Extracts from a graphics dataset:
---*---
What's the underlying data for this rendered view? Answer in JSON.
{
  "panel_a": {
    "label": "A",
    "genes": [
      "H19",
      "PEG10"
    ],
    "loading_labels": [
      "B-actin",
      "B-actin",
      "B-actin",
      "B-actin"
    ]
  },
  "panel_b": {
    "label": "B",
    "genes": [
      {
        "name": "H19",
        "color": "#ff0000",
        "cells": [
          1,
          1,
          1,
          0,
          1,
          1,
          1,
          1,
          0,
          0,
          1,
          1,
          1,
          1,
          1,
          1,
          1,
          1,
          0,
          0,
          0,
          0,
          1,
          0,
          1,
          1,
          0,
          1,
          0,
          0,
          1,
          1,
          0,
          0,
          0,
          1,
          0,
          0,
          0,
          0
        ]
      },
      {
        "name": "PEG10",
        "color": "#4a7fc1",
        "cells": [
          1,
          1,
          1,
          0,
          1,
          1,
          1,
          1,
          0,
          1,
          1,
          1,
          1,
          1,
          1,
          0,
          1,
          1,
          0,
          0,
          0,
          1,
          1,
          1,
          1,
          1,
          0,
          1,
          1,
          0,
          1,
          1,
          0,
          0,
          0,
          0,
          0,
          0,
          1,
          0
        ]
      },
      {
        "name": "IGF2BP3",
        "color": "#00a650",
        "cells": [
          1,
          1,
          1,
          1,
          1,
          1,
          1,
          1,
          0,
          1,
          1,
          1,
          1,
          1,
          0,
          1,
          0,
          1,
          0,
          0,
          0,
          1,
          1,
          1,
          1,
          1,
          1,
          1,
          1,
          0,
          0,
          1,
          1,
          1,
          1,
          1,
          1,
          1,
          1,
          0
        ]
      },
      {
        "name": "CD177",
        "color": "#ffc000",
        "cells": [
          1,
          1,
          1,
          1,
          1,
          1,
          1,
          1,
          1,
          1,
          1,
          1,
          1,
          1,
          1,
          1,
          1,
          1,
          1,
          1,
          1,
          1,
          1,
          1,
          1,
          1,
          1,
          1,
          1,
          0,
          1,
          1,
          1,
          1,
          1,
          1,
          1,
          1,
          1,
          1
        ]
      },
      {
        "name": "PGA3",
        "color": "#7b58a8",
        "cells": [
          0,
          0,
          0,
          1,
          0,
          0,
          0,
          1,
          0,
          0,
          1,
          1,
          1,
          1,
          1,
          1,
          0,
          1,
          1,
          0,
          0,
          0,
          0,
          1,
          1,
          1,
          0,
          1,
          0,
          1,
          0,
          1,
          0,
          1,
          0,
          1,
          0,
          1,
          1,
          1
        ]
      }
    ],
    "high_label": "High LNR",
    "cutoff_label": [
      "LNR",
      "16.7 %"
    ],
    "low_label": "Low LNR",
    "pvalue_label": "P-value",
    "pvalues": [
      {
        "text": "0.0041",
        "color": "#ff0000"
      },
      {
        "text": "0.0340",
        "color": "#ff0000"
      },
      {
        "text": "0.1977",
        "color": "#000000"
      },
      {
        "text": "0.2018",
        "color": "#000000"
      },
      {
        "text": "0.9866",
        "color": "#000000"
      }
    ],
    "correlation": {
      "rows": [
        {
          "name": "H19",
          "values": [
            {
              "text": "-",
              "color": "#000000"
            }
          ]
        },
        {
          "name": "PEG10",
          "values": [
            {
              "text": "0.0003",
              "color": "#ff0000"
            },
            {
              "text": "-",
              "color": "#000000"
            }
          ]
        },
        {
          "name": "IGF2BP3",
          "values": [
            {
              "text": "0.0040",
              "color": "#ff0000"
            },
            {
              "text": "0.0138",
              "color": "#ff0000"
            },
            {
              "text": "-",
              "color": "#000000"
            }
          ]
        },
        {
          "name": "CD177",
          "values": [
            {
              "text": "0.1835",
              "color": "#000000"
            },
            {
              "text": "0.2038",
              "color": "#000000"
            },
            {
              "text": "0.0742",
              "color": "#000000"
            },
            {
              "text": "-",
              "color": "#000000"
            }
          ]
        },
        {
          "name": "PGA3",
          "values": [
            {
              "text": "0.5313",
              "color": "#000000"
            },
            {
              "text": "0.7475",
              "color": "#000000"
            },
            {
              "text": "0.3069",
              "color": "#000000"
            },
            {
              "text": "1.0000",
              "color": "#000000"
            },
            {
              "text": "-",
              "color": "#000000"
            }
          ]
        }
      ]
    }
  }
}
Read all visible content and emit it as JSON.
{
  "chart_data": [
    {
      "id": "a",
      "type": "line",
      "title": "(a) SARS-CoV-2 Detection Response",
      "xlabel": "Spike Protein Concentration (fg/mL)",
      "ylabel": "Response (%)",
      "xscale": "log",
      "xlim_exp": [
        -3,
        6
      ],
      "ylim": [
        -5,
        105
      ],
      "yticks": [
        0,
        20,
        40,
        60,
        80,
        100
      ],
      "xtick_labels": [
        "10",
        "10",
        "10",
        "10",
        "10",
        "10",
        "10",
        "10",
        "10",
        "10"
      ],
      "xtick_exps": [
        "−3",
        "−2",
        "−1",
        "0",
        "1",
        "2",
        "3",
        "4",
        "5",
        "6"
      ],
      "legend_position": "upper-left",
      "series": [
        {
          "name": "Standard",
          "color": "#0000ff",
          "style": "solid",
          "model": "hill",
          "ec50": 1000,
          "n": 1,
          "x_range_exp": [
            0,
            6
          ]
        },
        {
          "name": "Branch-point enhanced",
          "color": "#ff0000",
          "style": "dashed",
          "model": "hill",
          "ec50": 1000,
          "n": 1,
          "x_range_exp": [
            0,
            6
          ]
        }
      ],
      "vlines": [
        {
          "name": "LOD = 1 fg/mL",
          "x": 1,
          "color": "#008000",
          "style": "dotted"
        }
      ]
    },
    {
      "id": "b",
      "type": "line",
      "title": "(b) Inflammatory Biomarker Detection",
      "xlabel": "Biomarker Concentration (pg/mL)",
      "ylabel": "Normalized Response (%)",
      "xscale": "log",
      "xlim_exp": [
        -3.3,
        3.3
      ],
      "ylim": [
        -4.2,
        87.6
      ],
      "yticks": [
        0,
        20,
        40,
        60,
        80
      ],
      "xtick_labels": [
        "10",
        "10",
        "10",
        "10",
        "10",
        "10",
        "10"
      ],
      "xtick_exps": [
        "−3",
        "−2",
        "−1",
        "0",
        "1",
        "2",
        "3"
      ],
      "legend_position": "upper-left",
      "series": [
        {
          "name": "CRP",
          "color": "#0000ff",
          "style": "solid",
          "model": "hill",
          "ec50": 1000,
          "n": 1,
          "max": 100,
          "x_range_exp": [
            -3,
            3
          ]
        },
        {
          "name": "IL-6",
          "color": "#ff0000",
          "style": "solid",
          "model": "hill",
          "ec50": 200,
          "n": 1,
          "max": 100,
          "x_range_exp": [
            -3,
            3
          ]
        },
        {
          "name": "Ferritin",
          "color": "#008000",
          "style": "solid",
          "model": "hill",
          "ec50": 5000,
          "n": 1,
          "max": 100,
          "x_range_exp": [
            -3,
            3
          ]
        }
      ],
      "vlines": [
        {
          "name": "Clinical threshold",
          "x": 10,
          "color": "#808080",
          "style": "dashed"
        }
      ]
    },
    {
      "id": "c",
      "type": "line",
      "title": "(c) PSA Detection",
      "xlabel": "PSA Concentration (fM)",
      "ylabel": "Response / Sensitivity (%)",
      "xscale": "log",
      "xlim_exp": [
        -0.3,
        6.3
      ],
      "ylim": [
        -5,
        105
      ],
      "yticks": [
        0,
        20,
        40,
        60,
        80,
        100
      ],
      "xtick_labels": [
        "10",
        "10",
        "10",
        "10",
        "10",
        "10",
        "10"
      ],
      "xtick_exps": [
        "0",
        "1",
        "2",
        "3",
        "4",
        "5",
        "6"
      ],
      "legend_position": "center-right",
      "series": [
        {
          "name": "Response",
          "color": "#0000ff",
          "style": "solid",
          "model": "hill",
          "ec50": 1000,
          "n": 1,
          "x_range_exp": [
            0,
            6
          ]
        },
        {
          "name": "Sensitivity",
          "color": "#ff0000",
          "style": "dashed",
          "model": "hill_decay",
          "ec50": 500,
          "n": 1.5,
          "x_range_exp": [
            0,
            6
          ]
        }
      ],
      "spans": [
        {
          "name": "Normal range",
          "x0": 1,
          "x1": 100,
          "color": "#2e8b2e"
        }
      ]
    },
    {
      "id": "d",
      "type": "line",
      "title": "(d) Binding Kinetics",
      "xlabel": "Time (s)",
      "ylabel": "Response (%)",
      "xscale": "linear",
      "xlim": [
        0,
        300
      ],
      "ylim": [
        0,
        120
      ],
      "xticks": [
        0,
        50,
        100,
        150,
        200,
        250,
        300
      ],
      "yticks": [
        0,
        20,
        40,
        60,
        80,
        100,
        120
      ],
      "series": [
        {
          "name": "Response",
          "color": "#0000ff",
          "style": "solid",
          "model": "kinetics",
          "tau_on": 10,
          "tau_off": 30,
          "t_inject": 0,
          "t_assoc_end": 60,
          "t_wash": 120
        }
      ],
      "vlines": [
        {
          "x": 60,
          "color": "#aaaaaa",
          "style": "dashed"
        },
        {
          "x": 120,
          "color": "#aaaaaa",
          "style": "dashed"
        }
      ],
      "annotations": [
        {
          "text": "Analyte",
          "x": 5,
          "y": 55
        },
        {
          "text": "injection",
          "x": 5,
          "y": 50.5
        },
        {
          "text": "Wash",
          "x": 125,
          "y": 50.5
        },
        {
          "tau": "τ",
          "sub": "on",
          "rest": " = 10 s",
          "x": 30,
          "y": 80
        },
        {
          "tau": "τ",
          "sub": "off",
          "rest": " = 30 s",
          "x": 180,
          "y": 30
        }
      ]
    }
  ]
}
---*---
TASK STATEMENT:
Your task is to find each line in the entries that contains the string "ylabel" and copy it.

ANSWER TO THE EXERCISE:
      "ylabel": "Response (%)",
      "ylabel": "Normalized Response (%)",
      "ylabel": "Response / Sensitivity (%)",
      "ylabel": "Response (%)",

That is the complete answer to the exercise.